§ **Direction**:
Please write the listing below out again exactly, leaving every picture behind.

§ **Stored data**:

------------------------------------------------------------------------

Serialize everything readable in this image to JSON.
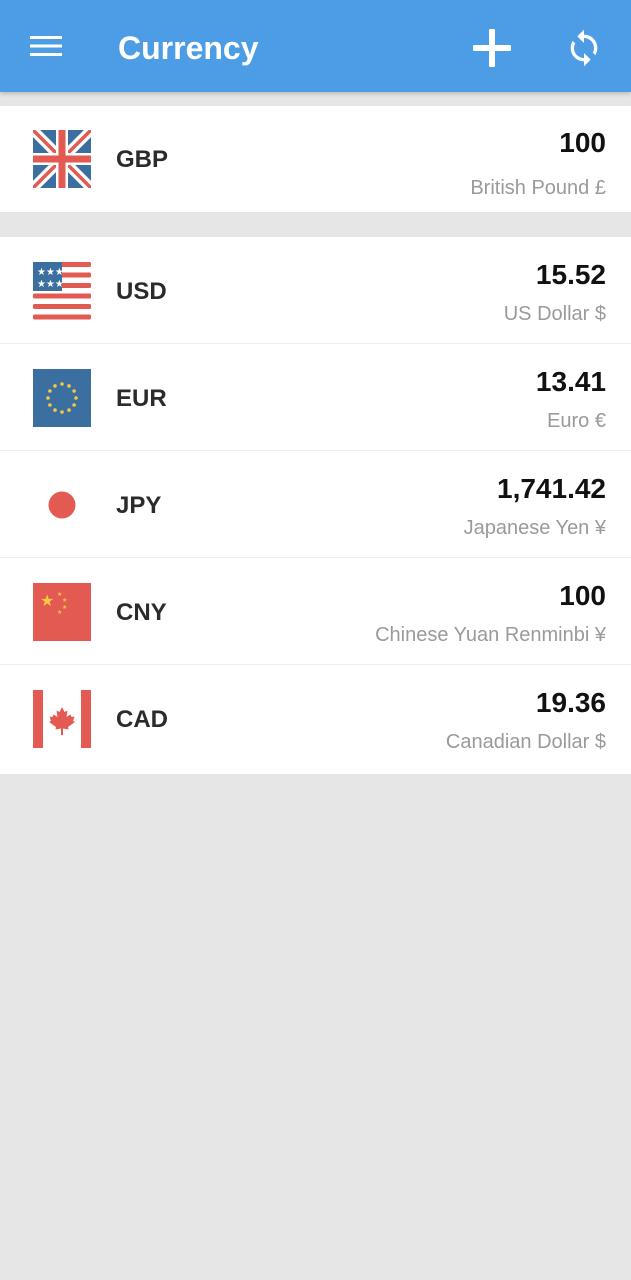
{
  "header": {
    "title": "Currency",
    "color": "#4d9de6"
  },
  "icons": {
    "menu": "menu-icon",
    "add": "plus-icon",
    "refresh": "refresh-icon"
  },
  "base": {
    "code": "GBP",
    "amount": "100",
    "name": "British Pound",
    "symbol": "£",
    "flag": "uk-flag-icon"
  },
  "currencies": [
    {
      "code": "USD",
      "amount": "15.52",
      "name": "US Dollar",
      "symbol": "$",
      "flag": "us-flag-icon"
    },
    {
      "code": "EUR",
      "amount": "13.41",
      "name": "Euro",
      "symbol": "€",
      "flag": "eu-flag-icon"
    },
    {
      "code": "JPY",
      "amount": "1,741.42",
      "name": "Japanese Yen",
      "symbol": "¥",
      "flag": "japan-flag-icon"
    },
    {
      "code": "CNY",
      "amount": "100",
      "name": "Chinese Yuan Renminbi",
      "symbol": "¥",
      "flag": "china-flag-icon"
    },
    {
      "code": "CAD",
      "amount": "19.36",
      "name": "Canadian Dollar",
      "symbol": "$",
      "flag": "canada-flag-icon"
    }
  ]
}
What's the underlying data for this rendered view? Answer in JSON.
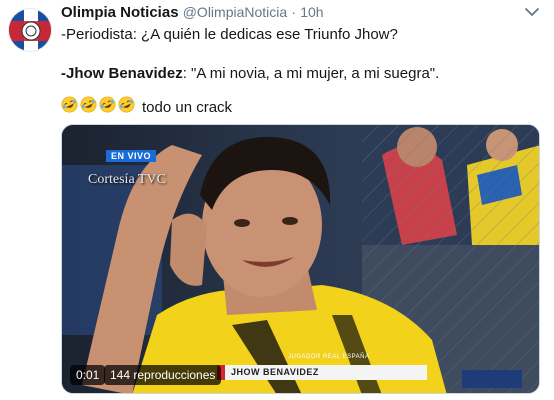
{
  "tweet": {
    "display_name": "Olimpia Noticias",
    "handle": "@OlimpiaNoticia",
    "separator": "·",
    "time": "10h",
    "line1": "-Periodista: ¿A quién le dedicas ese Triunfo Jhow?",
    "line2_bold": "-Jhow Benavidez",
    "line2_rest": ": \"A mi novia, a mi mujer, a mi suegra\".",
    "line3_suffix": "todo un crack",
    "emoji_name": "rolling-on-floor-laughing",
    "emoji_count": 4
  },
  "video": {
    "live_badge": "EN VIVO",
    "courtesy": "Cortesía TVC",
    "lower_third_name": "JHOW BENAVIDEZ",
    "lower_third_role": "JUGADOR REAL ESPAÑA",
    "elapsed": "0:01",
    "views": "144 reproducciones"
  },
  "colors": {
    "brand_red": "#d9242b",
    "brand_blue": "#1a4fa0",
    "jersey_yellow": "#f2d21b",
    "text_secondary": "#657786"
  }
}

------------------------------------------------------------------------

§ **Finished task**:
Serialize everything readable in this image to JSON.
{
  "header": {
    "title": "Currency",
    "color": "#4d9de6"
  },
  "icons": {
    "menu": "menu-icon",
    "add": "plus-icon",
    "refresh": "refresh-icon"
  },
  "base": {
    "code": "GBP",
    "amount": "100",
    "name": "British Pound",
    "symbol": "£",
    "flag": "uk-flag-icon"
  },
  "currencies": [
    {
      "code": "USD",
      "amount": "15.52",
      "name": "US Dollar",
      "symbol": "$",
      "flag": "us-flag-icon"
    },
    {
      "code": "EUR",
      "amount": "13.41",
      "name": "Euro",
      "symbol": "€",
      "flag": "eu-flag-icon"
    },
    {
      "code": "JPY",
      "amount": "1,741.42",
      "name": "Japanese Yen",
      "symbol": "¥",
      "flag": "japan-flag-icon"
    },
    {
      "code": "CNY",
      "amount": "100",
      "name": "Chinese Yuan Renminbi",
      "symbol": "¥",
      "flag": "china-flag-icon"
    },
    {
      "code": "CAD",
      "amount": "19.36",
      "name": "Canadian Dollar",
      "symbol": "$",
      "flag": "canada-flag-icon"
    }
  ]
}
What's the underlying data for this rendered view? Answer in JSON.
{
  "tweet": {
    "display_name": "Olimpia Noticias",
    "handle": "@OlimpiaNoticia",
    "separator": "·",
    "time": "10h",
    "line1": "-Periodista: ¿A quién le dedicas ese Triunfo Jhow?",
    "line2_bold": "-Jhow Benavidez",
    "line2_rest": ": \"A mi novia, a mi mujer, a mi suegra\".",
    "line3_suffix": "todo un crack",
    "emoji_name": "rolling-on-floor-laughing",
    "emoji_count": 4
  },
  "video": {
    "live_badge": "EN VIVO",
    "courtesy": "Cortesía TVC",
    "lower_third_name": "JHOW BENAVIDEZ",
    "lower_third_role": "JUGADOR REAL ESPAÑA",
    "elapsed": "0:01",
    "views": "144 reproducciones"
  },
  "colors": {
    "brand_red": "#d9242b",
    "brand_blue": "#1a4fa0",
    "jersey_yellow": "#f2d21b",
    "text_secondary": "#657786"
  }
}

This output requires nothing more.